* start *

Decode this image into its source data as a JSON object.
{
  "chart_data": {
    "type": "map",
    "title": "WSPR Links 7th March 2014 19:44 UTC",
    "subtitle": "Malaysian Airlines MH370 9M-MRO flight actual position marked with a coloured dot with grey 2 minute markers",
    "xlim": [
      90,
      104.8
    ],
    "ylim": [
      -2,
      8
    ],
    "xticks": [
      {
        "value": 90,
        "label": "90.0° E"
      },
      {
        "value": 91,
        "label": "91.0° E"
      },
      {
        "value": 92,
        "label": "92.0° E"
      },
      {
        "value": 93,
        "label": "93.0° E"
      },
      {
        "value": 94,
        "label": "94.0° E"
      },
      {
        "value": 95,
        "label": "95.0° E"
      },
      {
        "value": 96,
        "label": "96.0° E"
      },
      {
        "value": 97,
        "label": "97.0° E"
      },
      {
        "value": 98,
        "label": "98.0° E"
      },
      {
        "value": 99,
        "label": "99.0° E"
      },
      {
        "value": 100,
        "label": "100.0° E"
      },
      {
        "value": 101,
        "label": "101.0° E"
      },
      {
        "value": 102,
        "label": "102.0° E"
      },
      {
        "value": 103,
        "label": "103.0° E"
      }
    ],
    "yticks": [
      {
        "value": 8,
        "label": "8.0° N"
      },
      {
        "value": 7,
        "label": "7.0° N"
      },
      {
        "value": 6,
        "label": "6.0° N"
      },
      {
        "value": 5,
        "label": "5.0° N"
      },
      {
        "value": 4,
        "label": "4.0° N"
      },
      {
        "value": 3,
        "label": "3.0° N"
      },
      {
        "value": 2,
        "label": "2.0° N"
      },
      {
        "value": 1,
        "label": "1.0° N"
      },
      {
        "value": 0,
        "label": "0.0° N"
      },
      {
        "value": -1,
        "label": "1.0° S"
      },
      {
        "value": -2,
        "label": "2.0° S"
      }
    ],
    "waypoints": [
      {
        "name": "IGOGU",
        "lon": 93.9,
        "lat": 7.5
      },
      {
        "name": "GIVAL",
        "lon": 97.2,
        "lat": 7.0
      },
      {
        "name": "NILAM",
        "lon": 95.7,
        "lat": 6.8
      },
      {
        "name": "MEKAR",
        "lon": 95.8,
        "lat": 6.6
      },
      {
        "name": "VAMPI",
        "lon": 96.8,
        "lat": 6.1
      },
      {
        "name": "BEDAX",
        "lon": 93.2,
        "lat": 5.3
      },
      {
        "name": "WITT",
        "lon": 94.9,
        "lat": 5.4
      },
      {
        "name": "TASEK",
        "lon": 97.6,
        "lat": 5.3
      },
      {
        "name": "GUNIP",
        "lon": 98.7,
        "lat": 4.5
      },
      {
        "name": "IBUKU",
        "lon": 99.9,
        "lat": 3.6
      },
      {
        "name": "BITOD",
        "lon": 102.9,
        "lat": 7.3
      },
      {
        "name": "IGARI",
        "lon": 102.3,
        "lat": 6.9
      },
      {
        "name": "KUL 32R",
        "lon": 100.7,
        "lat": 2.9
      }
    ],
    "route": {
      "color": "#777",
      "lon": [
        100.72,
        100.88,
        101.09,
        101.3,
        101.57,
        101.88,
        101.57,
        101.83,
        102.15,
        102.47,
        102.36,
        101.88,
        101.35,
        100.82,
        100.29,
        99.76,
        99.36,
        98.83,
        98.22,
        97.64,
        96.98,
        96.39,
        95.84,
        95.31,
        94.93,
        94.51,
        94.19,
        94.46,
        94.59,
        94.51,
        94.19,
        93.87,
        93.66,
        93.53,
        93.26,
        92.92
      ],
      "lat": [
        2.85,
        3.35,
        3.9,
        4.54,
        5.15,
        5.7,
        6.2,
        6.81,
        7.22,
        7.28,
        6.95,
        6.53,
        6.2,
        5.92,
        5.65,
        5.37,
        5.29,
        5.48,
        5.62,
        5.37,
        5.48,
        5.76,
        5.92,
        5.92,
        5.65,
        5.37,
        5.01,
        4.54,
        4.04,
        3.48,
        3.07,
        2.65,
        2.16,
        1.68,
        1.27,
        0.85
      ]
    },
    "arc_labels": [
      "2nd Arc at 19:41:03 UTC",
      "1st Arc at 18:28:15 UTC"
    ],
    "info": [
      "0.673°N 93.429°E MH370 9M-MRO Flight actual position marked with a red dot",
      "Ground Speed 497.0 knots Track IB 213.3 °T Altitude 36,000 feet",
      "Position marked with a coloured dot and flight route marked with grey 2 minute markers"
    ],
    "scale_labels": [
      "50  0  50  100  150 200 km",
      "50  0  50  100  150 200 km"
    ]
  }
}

* end *

▸ **SHORT EXERCISE**
Scan the material above. Copy each line that holds the word "grey".

▸ **ANSWER FOR THE TASK**
    "subtitle": "Malaysian Airlines MH370 9M-MRO flight actual position marked with a coloured dot with grey 2 minute markers",
      "Position marked with a coloured dot and flight route marked with grey 2 minute markers"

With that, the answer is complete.